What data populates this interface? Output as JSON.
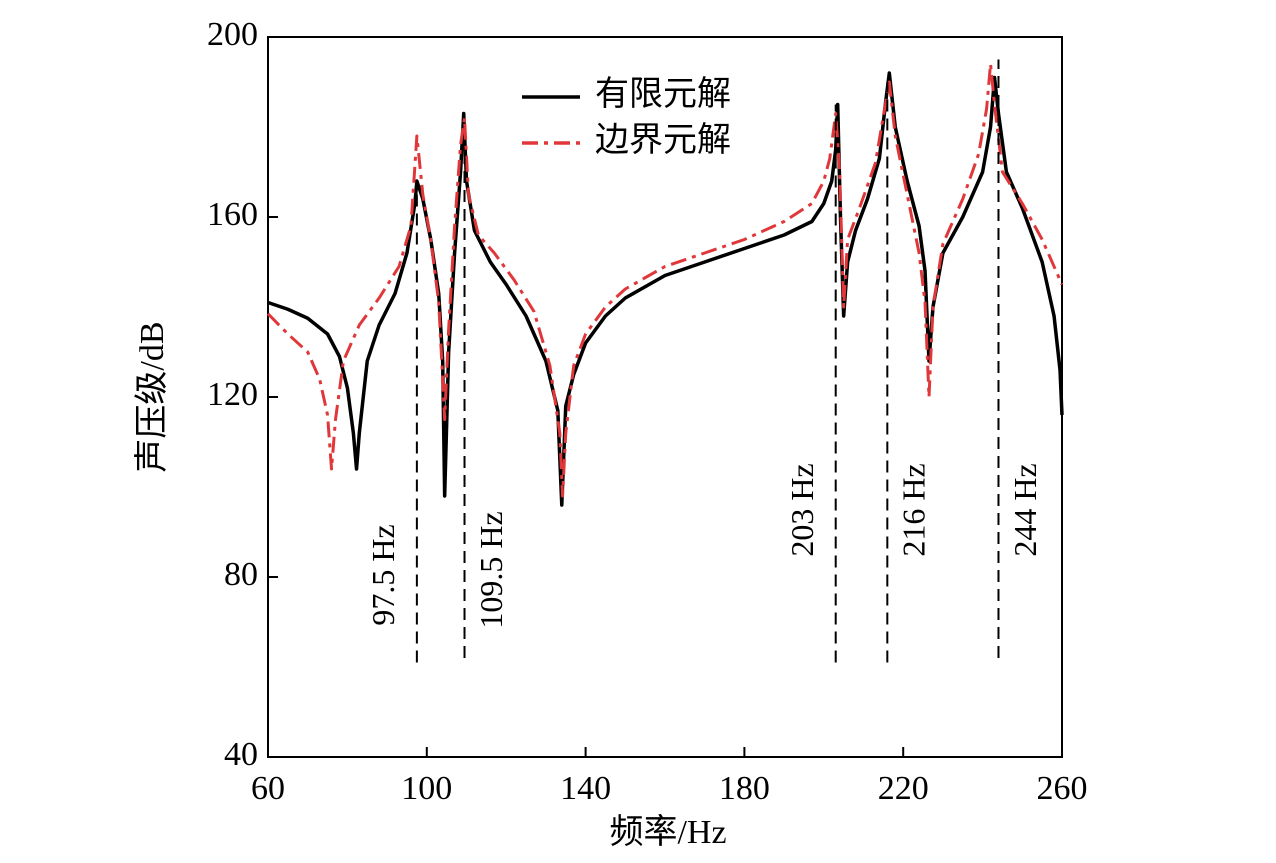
{
  "chart_data": {
    "type": "line",
    "xlabel": "频率/Hz",
    "ylabel": "声压级/dB",
    "xlim": [
      60,
      260
    ],
    "ylim": [
      40,
      200
    ],
    "xticks": [
      60,
      100,
      140,
      180,
      220,
      260
    ],
    "yticks": [
      40,
      80,
      120,
      160,
      200
    ],
    "legend": "top",
    "series": [
      {
        "name": "有限元解",
        "color": "#000000",
        "style": "solid",
        "x": [
          60,
          65,
          70,
          75,
          78,
          80,
          81.5,
          82.3,
          83,
          85,
          88,
          92,
          95,
          97,
          97.5,
          99,
          101,
          103,
          104,
          104.5,
          105.5,
          107,
          108.5,
          109.3,
          110,
          112,
          116,
          120,
          125,
          130,
          133,
          134,
          135,
          137,
          140,
          145,
          150,
          160,
          170,
          180,
          190,
          197,
          200,
          202,
          203,
          203.5,
          204.2,
          205,
          206,
          208,
          211,
          214,
          215.5,
          216.5,
          218,
          221,
          224,
          225.5,
          226.5,
          227.5,
          230,
          235,
          240,
          242,
          243,
          244,
          246,
          250,
          255,
          258,
          259.5,
          260
        ],
        "values": [
          141,
          139.5,
          137.5,
          134,
          129,
          122,
          112,
          104,
          112,
          128,
          136,
          143,
          152,
          163,
          168,
          164,
          155,
          143,
          128,
          98,
          130,
          152,
          170,
          183,
          168,
          157,
          150,
          145,
          138,
          128,
          117,
          96,
          118,
          125,
          132,
          138,
          142,
          147,
          150,
          153,
          156,
          159,
          163,
          168,
          175,
          185,
          160,
          138,
          150,
          157,
          164,
          173,
          185,
          192,
          180,
          168,
          158,
          148,
          128,
          140,
          152,
          160,
          170,
          180,
          191,
          183,
          170,
          162,
          150,
          138,
          126,
          116
        ]
      },
      {
        "name": "边界元解",
        "color": "#e0383a",
        "style": "dashdot",
        "x": [
          60,
          65,
          70,
          73,
          75,
          76,
          77,
          79,
          83,
          88,
          93,
          96,
          97.5,
          99,
          101,
          103,
          104,
          104.5,
          105.5,
          107,
          108.5,
          109.5,
          110.5,
          113,
          117,
          122,
          127,
          131,
          133.5,
          134.2,
          135,
          137,
          140,
          145,
          150,
          160,
          170,
          180,
          190,
          197,
          200,
          201.5,
          203,
          204,
          205,
          206,
          209,
          213,
          215.5,
          216.5,
          218,
          221,
          224,
          225.5,
          226.5,
          227.5,
          230,
          235,
          239,
          241,
          242,
          243,
          245,
          250,
          255,
          260
        ],
        "values": [
          138.5,
          134,
          130,
          124,
          116,
          104,
          115,
          128,
          136,
          142,
          149,
          158,
          178,
          165,
          155,
          141,
          124,
          115,
          135,
          158,
          176,
          182,
          165,
          156,
          152,
          146,
          139,
          127,
          112,
          98,
          112,
          127,
          134,
          140,
          144,
          149,
          152,
          155,
          159,
          163,
          168,
          173,
          183,
          170,
          140,
          155,
          162,
          172,
          185,
          190,
          178,
          165,
          152,
          141,
          120,
          140,
          154,
          164,
          174,
          184,
          194,
          185,
          170,
          163,
          155,
          145
        ]
      }
    ],
    "annotations": [
      {
        "text": "97.5 Hz",
        "x": 97.5,
        "y0": 61,
        "y1": 168
      },
      {
        "text": "109.5 Hz",
        "x": 109.5,
        "y0": 62,
        "y1": 175
      },
      {
        "text": "203 Hz",
        "x": 203,
        "y0": 61,
        "y1": 185
      },
      {
        "text": "216 Hz",
        "x": 216,
        "y0": 61,
        "y1": 190
      },
      {
        "text": "244 Hz",
        "x": 244,
        "y0": 62,
        "y1": 195
      }
    ]
  }
}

* **Short exercise**:
Read through the lines above and collect those that contain the string "text".

* **Full response**:
        "text": "97.5 Hz",
        "text": "109.5 Hz",
        "text": "203 Hz",
        "text": "216 Hz",
        "text": "244 Hz",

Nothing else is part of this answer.